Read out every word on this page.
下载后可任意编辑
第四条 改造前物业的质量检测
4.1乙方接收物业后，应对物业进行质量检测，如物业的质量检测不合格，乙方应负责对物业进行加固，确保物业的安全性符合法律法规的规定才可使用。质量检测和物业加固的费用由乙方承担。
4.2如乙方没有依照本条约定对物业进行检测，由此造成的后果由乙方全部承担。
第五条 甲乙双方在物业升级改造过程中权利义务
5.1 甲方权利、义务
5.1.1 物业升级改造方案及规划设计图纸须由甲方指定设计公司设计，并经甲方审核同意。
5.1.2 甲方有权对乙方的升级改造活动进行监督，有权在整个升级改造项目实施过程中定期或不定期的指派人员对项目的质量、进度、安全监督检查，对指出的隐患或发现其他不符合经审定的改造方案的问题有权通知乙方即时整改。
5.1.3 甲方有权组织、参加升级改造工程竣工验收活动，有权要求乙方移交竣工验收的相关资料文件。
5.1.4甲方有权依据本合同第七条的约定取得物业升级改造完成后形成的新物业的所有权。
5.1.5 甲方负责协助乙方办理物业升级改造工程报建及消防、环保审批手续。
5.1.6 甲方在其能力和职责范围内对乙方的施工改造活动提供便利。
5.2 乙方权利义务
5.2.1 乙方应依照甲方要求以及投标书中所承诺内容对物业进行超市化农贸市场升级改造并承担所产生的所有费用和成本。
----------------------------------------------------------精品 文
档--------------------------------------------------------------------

WRITTEN EXERCISE: Reproduce the listing in full. Keep it exactly as written.

RESPONSE:
Read out every word on this page.
下载后可任意编辑
第四条 改造前物业的质量检测
4.1乙方接收物业后，应对物业进行质量检测，如物业的质量检测不合格，乙方应负责对物业进行加固，确保物业的安全性符合法律法规的规定才可使用。质量检测和物业加固的费用由乙方承担。
4.2如乙方没有依照本条约定对物业进行检测，由此造成的后果由乙方全部承担。
第五条 甲乙双方在物业升级改造过程中权利义务
5.1 甲方权利、义务
5.1.1 物业升级改造方案及规划设计图纸须由甲方指定设计公司设计，并经甲方审核同意。
5.1.2 甲方有权对乙方的升级改造活动进行监督，有权在整个升级改造项目实施过程中定期或不定期的指派人员对项目的质量、进度、安全监督检查，对指出的隐患或发现其他不符合经审定的改造方案的问题有权通知乙方即时整改。
5.1.3 甲方有权组织、参加升级改造工程竣工验收活动，有权要求乙方移交竣工验收的相关资料文件。
5.1.4甲方有权依据本合同第七条的约定取得物业升级改造完成后形成的新物业的所有权。
5.1.5 甲方负责协助乙方办理物业升级改造工程报建及消防、环保审批手续。
5.1.6 甲方在其能力和职责范围内对乙方的施工改造活动提供便利。
5.2 乙方权利义务
5.2.1 乙方应依照甲方要求以及投标书中所承诺内容对物业进行超市化农贸市场升级改造并承担所产生的所有费用和成本。
----------------------------------------------------------精品 文
档--------------------------------------------------------------------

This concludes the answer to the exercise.